Instructions for the task
Only lines with the string "Raisenmarkt" matter here; gather them from the material below.

[Provided entries start]

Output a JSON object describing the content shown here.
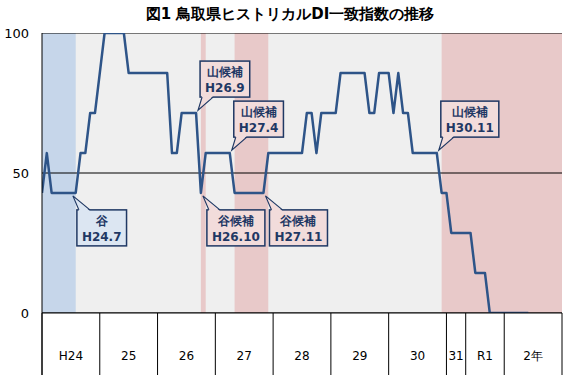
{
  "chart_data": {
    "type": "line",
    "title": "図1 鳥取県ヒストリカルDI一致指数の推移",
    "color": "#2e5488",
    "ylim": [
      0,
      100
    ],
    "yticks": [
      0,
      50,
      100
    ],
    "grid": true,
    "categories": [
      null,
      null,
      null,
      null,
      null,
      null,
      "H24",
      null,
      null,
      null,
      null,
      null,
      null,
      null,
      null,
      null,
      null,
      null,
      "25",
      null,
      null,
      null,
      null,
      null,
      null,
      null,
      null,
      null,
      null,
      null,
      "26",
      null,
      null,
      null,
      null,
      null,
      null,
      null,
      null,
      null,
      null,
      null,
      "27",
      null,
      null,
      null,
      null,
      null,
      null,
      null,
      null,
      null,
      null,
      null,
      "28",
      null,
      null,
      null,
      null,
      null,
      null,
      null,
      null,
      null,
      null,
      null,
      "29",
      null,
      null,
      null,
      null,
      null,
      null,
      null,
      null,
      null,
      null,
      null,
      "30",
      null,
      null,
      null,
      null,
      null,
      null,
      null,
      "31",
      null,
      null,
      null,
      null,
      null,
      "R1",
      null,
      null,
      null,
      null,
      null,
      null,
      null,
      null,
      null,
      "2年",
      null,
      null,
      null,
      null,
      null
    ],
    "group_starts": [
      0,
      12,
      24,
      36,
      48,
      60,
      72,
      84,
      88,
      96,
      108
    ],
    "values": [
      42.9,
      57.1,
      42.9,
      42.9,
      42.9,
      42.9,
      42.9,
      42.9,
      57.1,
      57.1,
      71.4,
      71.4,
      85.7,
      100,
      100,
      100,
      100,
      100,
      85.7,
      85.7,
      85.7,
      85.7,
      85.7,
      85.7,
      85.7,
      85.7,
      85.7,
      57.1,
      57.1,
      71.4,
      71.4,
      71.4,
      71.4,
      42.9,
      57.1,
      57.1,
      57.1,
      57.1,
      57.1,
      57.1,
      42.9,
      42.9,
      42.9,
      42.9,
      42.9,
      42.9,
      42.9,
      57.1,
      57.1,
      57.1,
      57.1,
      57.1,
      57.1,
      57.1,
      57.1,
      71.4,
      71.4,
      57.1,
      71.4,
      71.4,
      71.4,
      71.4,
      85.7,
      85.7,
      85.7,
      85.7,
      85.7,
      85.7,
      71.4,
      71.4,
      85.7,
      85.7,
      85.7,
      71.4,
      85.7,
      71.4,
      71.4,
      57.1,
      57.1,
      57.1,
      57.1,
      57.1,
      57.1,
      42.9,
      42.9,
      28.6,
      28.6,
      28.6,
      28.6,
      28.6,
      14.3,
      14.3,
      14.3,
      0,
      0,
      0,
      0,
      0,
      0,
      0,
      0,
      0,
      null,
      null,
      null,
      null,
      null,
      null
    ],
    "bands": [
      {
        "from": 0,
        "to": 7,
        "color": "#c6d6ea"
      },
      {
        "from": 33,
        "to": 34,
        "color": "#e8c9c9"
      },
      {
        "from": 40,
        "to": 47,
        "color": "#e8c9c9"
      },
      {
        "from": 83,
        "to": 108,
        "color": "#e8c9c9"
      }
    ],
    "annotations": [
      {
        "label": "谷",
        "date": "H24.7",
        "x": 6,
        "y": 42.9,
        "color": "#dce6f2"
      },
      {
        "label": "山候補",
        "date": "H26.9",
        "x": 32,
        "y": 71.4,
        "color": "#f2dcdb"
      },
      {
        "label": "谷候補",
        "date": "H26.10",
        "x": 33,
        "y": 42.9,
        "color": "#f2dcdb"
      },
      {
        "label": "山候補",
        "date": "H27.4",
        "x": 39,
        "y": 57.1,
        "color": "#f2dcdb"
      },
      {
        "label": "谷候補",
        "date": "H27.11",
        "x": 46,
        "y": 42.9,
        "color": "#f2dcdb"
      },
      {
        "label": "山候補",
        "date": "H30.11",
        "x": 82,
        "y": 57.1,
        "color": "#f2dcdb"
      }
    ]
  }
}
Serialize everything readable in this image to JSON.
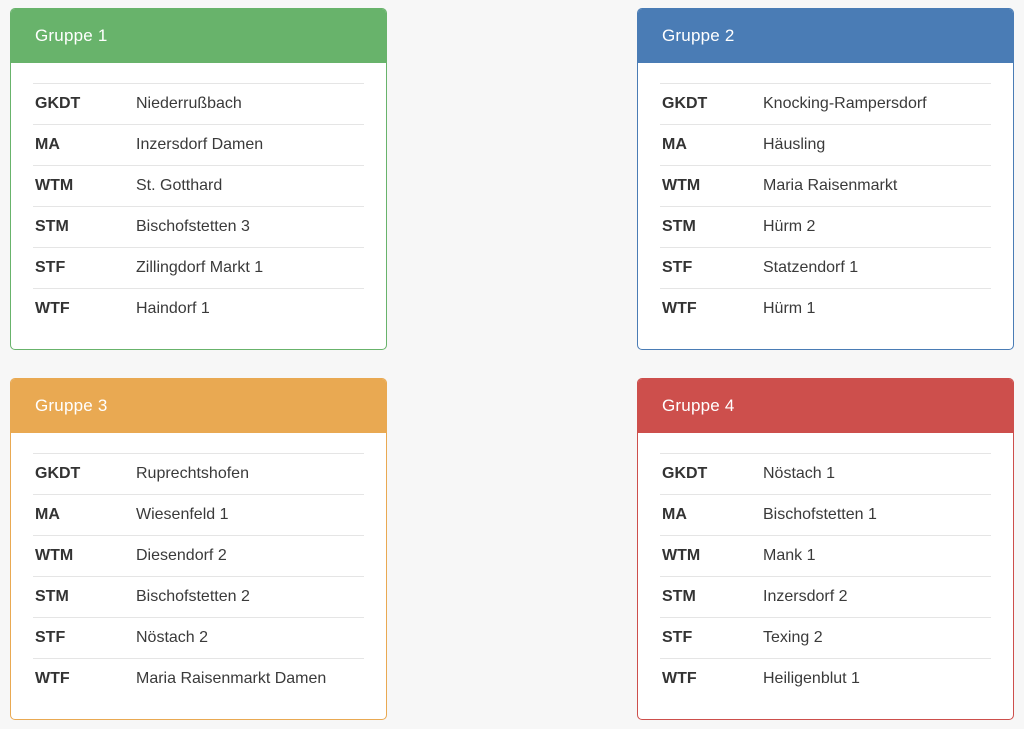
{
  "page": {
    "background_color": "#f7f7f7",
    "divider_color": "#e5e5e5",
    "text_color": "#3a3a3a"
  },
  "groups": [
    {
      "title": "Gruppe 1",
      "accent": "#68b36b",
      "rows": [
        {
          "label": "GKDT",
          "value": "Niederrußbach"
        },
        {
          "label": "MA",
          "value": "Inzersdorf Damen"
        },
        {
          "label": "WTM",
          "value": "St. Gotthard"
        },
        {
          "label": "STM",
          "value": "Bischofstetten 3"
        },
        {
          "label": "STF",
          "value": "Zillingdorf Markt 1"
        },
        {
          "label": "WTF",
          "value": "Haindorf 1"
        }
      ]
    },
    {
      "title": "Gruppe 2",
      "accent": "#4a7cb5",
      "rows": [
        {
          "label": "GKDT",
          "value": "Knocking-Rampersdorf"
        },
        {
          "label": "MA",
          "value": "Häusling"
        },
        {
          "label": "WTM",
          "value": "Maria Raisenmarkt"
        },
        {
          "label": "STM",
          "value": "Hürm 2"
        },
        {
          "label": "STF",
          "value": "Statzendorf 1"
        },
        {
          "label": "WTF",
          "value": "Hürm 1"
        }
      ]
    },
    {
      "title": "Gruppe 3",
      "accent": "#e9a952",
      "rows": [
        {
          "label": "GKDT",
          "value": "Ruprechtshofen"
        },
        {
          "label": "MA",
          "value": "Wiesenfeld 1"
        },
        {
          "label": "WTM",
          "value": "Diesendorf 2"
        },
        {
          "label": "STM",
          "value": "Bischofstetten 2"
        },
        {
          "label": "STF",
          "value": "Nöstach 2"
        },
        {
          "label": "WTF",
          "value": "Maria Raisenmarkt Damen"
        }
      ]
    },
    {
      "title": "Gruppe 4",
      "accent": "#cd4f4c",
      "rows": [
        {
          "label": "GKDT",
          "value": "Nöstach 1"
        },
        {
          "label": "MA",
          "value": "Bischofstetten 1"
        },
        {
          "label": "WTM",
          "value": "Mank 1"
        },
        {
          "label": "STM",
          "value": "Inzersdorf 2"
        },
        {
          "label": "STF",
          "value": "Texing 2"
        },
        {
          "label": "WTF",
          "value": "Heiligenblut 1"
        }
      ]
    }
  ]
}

[Provided entries end]

Result of this exercise
          "value": "Maria Raisenmarkt"
          "value": "Maria Raisenmarkt Damen"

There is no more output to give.